Stored data entries

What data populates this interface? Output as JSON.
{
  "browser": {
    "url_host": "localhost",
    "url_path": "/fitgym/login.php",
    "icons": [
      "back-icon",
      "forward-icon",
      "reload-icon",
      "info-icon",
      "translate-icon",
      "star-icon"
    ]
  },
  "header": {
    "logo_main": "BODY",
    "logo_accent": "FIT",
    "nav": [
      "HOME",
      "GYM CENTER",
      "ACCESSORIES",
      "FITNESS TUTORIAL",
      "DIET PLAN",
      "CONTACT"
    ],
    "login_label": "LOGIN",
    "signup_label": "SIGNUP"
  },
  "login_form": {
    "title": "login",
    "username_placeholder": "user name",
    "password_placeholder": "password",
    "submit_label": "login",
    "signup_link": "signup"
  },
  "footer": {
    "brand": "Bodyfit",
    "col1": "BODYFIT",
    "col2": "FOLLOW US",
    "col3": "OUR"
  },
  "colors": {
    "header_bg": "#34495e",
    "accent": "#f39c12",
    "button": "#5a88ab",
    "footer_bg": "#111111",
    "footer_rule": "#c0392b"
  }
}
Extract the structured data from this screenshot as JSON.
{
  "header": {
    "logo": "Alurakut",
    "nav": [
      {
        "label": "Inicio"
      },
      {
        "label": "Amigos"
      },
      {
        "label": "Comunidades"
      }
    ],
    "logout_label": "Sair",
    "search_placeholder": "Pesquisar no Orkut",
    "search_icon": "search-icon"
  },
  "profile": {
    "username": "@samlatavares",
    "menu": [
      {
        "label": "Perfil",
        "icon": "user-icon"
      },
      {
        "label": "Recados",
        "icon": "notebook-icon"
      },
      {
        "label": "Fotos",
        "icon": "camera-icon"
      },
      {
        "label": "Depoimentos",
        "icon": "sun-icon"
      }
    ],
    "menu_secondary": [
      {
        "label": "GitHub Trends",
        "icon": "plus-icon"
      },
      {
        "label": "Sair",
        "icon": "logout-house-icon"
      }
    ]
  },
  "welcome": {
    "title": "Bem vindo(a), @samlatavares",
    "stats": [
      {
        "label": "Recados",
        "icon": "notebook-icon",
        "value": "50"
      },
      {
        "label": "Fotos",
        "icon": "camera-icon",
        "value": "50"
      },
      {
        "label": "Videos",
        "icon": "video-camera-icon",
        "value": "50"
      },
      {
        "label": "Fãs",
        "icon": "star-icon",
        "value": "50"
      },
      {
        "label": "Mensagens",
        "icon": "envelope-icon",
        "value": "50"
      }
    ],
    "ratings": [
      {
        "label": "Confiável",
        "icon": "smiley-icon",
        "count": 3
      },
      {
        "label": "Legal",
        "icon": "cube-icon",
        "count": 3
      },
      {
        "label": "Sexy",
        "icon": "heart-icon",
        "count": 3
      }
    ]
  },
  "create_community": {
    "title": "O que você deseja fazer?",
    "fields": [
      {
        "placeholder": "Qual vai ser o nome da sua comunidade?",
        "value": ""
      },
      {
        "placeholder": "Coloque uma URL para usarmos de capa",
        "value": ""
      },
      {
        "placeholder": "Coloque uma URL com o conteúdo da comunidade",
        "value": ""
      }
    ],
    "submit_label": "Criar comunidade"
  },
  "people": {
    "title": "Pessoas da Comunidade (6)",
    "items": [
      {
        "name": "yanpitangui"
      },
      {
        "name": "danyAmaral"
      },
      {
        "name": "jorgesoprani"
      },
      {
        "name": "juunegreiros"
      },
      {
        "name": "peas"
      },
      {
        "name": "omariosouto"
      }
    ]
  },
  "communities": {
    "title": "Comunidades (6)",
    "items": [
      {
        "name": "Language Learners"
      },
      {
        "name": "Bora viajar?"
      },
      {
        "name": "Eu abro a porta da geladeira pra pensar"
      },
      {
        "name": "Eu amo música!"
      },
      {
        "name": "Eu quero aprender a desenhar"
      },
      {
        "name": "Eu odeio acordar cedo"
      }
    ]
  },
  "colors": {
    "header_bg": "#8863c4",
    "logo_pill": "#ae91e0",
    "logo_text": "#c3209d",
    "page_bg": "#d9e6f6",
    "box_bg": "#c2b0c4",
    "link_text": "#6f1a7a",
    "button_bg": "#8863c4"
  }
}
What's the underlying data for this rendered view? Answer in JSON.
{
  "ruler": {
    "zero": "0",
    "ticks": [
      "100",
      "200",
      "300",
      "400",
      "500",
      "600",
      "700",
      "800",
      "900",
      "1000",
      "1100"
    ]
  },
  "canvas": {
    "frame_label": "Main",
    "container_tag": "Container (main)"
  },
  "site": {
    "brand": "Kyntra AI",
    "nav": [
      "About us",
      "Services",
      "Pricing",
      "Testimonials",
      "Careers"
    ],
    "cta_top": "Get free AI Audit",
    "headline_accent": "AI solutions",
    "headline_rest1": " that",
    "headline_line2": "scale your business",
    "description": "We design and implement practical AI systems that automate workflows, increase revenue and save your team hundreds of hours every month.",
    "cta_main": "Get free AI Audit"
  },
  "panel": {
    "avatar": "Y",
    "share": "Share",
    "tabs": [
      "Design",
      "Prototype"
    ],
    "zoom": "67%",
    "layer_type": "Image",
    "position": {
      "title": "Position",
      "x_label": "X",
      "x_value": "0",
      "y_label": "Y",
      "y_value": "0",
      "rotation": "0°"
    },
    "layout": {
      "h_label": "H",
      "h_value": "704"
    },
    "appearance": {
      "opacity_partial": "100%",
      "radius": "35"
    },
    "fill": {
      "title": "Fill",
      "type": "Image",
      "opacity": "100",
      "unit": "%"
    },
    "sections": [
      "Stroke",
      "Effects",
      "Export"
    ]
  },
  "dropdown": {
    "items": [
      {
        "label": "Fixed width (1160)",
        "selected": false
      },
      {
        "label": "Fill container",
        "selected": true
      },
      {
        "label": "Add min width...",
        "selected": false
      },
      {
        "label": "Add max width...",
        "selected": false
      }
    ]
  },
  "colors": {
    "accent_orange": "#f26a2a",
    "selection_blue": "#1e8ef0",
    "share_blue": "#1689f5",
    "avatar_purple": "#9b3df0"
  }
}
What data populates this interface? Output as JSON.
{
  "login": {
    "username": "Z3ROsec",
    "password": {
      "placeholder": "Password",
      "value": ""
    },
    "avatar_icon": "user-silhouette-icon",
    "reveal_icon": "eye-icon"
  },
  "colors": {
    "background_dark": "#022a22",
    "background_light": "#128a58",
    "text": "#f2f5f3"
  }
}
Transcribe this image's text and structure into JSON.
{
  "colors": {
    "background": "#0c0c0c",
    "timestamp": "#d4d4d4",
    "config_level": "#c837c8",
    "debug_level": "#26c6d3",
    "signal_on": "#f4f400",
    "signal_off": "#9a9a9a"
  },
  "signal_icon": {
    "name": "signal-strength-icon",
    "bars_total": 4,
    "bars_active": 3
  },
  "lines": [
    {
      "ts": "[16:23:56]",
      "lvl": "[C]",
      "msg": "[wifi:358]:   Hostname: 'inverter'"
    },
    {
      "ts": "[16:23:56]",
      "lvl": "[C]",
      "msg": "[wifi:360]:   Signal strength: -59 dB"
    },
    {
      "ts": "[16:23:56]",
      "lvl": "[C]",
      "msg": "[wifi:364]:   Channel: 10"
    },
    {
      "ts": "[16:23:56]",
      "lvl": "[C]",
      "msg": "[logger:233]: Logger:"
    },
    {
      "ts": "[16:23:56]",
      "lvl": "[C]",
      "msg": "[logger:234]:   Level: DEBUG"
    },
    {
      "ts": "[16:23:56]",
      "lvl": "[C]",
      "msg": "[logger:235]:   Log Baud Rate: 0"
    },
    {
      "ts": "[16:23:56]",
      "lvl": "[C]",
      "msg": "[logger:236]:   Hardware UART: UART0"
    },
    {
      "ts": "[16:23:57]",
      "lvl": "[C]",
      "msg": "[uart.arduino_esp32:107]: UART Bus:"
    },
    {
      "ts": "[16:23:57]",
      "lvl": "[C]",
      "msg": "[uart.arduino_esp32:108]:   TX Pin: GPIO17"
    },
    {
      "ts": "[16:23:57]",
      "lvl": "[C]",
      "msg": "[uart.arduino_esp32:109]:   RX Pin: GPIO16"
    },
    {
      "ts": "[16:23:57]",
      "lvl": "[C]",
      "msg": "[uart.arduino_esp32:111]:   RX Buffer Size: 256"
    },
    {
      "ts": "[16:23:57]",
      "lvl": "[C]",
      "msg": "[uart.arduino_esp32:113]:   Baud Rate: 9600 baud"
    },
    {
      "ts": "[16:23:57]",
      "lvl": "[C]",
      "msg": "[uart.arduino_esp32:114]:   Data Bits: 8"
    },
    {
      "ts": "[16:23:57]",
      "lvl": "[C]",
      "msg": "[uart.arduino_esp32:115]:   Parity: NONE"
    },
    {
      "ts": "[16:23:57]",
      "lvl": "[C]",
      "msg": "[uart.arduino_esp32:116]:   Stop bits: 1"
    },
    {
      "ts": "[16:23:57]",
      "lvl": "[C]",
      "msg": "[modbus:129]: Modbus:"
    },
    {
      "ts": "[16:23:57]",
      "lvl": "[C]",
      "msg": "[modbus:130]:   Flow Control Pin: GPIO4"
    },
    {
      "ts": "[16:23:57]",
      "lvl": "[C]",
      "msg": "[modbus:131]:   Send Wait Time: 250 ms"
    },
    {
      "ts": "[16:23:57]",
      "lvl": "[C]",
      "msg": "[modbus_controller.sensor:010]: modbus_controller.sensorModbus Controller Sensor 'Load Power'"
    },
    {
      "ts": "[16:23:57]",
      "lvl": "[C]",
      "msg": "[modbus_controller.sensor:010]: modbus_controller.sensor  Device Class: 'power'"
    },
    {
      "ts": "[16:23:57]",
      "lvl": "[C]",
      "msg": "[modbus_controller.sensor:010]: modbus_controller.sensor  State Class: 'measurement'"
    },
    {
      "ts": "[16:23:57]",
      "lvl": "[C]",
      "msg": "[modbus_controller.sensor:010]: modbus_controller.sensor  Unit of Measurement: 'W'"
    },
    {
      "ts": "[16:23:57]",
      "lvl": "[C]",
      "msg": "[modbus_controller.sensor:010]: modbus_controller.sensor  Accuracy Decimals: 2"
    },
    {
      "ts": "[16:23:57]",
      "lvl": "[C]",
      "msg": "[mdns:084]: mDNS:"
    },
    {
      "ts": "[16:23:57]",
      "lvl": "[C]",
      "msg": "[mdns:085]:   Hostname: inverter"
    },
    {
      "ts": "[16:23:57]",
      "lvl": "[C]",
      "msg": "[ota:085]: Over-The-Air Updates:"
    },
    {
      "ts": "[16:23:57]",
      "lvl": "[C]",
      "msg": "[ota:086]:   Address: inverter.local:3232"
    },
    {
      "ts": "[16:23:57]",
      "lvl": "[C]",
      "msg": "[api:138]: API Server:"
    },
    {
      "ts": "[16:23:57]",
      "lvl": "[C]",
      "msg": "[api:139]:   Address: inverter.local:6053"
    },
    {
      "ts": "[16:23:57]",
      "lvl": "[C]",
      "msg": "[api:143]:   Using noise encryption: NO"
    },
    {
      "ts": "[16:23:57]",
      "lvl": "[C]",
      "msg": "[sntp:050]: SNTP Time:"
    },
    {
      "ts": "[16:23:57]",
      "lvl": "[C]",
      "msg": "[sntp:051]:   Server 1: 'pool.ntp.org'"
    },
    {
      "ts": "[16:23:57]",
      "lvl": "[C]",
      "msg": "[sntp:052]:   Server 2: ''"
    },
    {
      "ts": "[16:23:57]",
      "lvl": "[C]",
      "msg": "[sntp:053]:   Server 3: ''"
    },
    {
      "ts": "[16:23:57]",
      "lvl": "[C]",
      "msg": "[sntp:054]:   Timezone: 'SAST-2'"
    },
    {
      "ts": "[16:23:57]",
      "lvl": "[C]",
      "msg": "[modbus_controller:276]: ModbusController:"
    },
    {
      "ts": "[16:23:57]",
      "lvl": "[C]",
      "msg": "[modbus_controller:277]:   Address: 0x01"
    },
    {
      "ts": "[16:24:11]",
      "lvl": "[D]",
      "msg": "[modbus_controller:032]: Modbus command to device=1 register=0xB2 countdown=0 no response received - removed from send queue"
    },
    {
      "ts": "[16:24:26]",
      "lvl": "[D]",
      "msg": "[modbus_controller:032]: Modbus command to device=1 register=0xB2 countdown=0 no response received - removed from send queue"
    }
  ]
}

Exercise requirements: Report only the number of lines in the data above that contain "sntp".

Reply to the exercise: 5